## [AIM OF THE EXERCISE]
Lift every line from the entries that includes the word "label".

━━ TASK MATERIAL

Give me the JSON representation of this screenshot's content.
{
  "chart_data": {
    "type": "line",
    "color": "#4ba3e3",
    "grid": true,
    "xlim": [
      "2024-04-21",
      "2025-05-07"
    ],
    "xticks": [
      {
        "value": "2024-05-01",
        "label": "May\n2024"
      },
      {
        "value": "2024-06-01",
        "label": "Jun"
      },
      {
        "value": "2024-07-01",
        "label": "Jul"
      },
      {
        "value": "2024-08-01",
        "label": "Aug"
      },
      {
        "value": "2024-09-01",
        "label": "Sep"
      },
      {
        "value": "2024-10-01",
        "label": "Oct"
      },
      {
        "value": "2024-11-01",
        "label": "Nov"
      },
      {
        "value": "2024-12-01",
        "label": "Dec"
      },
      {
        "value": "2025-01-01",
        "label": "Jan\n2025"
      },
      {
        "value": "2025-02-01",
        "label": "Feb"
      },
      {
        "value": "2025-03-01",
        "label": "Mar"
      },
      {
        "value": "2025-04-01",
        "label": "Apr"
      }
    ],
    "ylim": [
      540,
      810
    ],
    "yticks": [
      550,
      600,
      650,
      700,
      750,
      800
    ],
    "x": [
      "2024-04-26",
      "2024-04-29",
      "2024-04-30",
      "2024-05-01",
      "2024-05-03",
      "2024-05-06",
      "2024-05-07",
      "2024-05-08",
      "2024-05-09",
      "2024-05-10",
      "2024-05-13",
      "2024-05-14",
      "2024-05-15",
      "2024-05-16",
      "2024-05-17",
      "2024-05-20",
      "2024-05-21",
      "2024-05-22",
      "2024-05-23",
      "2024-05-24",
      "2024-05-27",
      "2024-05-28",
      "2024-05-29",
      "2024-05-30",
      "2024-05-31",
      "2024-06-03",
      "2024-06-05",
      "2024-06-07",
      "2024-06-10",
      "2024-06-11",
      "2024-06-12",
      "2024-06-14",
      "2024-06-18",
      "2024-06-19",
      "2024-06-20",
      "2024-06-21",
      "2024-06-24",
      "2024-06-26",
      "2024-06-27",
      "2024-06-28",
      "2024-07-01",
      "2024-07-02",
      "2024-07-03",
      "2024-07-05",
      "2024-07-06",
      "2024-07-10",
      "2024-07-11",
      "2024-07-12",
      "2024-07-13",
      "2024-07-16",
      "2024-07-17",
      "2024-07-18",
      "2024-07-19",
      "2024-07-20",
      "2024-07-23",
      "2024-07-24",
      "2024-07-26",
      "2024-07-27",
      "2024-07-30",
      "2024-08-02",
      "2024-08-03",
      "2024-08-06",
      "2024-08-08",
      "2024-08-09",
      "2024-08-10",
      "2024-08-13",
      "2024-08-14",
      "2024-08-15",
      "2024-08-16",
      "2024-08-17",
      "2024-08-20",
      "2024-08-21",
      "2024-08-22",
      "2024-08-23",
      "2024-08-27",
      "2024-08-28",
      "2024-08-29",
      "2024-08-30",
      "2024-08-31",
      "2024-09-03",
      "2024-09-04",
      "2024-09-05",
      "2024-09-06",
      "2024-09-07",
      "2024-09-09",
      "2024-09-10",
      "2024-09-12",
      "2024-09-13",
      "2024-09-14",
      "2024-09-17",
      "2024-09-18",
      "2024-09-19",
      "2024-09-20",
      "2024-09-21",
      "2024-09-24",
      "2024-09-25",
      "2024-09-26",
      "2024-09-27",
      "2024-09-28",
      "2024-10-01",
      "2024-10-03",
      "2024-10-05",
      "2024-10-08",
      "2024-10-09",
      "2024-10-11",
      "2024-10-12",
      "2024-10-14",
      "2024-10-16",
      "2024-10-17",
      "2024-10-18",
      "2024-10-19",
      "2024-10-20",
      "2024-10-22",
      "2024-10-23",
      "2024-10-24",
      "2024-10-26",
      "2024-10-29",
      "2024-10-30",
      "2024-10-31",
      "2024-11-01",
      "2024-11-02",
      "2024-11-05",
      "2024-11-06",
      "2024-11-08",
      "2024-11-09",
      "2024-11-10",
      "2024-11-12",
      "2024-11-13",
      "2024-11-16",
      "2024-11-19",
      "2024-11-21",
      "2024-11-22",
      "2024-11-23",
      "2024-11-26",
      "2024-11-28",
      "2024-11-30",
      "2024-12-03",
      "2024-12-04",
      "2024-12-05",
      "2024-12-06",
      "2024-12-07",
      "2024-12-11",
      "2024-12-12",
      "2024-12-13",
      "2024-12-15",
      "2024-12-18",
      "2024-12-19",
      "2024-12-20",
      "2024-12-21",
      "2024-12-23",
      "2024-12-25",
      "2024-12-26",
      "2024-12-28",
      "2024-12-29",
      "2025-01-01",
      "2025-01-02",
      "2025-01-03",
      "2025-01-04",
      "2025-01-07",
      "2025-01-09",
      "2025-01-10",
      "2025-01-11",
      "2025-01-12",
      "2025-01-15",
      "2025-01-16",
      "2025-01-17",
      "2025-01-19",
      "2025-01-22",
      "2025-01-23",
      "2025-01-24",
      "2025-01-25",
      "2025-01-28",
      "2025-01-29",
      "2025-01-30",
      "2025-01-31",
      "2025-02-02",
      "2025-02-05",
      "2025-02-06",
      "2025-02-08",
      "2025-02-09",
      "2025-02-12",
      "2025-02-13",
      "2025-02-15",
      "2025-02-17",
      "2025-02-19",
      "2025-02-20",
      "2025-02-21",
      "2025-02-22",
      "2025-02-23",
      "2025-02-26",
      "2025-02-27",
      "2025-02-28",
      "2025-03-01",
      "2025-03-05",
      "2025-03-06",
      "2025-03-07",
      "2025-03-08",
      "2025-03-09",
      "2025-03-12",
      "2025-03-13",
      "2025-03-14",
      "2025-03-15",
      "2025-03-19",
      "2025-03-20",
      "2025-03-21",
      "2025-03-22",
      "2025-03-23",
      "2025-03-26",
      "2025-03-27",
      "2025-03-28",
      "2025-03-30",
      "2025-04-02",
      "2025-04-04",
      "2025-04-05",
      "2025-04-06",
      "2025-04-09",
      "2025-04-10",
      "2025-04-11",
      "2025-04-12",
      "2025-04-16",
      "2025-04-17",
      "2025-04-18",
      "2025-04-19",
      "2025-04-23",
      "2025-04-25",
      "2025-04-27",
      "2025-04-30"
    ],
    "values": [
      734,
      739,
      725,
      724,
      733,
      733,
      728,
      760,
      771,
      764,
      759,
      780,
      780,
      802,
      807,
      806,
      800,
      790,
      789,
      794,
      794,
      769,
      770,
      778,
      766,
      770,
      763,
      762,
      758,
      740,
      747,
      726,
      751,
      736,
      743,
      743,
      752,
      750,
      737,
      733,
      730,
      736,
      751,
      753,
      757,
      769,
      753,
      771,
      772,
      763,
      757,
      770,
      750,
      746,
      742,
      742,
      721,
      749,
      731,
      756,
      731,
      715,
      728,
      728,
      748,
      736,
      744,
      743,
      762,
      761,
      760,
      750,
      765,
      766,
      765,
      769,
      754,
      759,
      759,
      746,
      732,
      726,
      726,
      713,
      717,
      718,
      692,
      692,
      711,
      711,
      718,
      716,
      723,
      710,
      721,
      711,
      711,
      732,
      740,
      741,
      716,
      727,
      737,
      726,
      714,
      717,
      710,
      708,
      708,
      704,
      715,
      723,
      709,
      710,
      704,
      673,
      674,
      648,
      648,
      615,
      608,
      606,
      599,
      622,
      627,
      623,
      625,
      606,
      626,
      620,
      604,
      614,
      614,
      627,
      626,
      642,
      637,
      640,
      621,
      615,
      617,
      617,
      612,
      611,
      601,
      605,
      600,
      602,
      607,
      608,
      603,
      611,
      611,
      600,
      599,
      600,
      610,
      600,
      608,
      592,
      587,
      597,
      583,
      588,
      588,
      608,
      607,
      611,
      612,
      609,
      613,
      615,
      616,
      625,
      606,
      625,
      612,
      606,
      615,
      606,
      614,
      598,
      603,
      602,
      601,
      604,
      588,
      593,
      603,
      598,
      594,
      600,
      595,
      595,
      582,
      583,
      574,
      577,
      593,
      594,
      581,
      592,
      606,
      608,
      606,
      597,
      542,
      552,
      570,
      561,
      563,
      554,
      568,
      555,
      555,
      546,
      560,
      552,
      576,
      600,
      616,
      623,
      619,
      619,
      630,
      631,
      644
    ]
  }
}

━━━━

## [ANSWER IN FULL]
        "label": "May\n2024"
        "label": "Jun"
        "label": "Jul"
        "label": "Aug"
        "label": "Sep"
        "label": "Oct"
        "label": "Nov"
        "label": "Dec"
        "label": "Jan\n2025"
        "label": "Feb"
        "label": "Mar"
        "label": "Apr"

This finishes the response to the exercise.